Records from a data collection:
----------

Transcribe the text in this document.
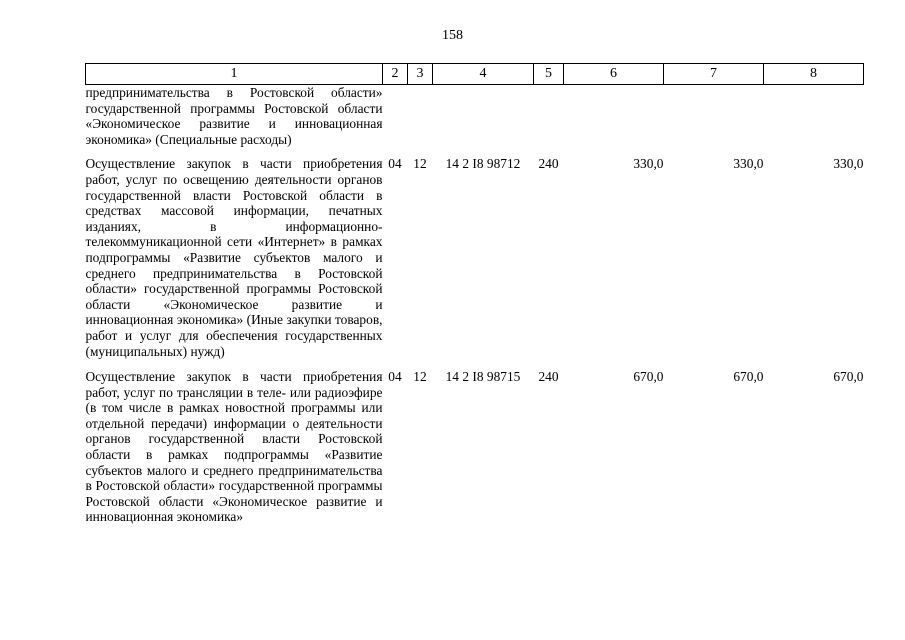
158
1	2	3	4	5	6	7	8
предпринимательства в Ростовской области» государственной программы Ростовской области «Экономическое развитие и инновационная экономика» (Специальные расходы)							
Осуществление закупок в части приобретения работ, услуг по освещению деятельности органов государственной власти Ростовской области в средствах массовой информации, печатных изданиях, в информационно-телекоммуникационной сети «Интернет» в рамках подпрограммы «Развитие субъектов малого и среднего предпринимательства в Ростовской области» государственной программы Ростовской области «Экономическое развитие и инновационная экономика» (Иные закупки товаров, работ и услуг для обеспечения государственных (муниципальных) нужд)	04	12	14 2 I8 98712	240	330,0	330,0	330,0
Осуществление закупок в части приобретения работ, услуг по трансляции в теле- или радиоэфире (в том числе в рамках новостной программы или отдельной передачи) информации о деятельности органов государственной власти Ростовской области в рамках подпрограммы «Развитие субъектов малого и среднего предпринимательства в Ростовской области» государственной программы Ростовской области «Экономическое развитие и инновационная экономика»	04	12	14 2 I8 98715	240	670,0	670,0	670,0
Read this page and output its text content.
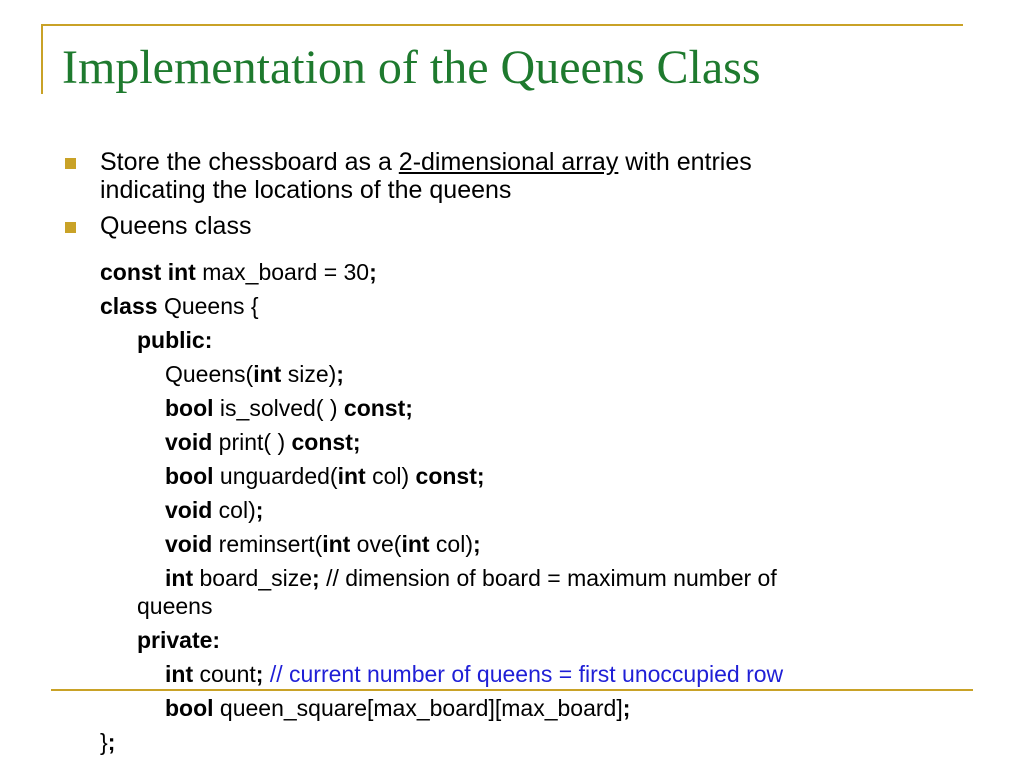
Implementation of the Queens Class
Store the chessboard as a 2-dimensional array with entries
indicating the locations of the queens
Queens class
const int max_board = 30;
class Queens {
public:
Queens(int size);
bool is_solved( ) const;
void print( ) const;
bool unguarded(int col) const;
void col);
void reminsert(int ove(int col);
int board_size; // dimension of board = maximum number of
queens
private:
int count; // current number of queens = first unoccupied row
bool queen_square[max_board][max_board];
};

----------

Collect every line from the records above that contains the word "bool".

bool is_solved( ) const;
bool unguarded(int col) const;
bool queen_square[max_board][max_board];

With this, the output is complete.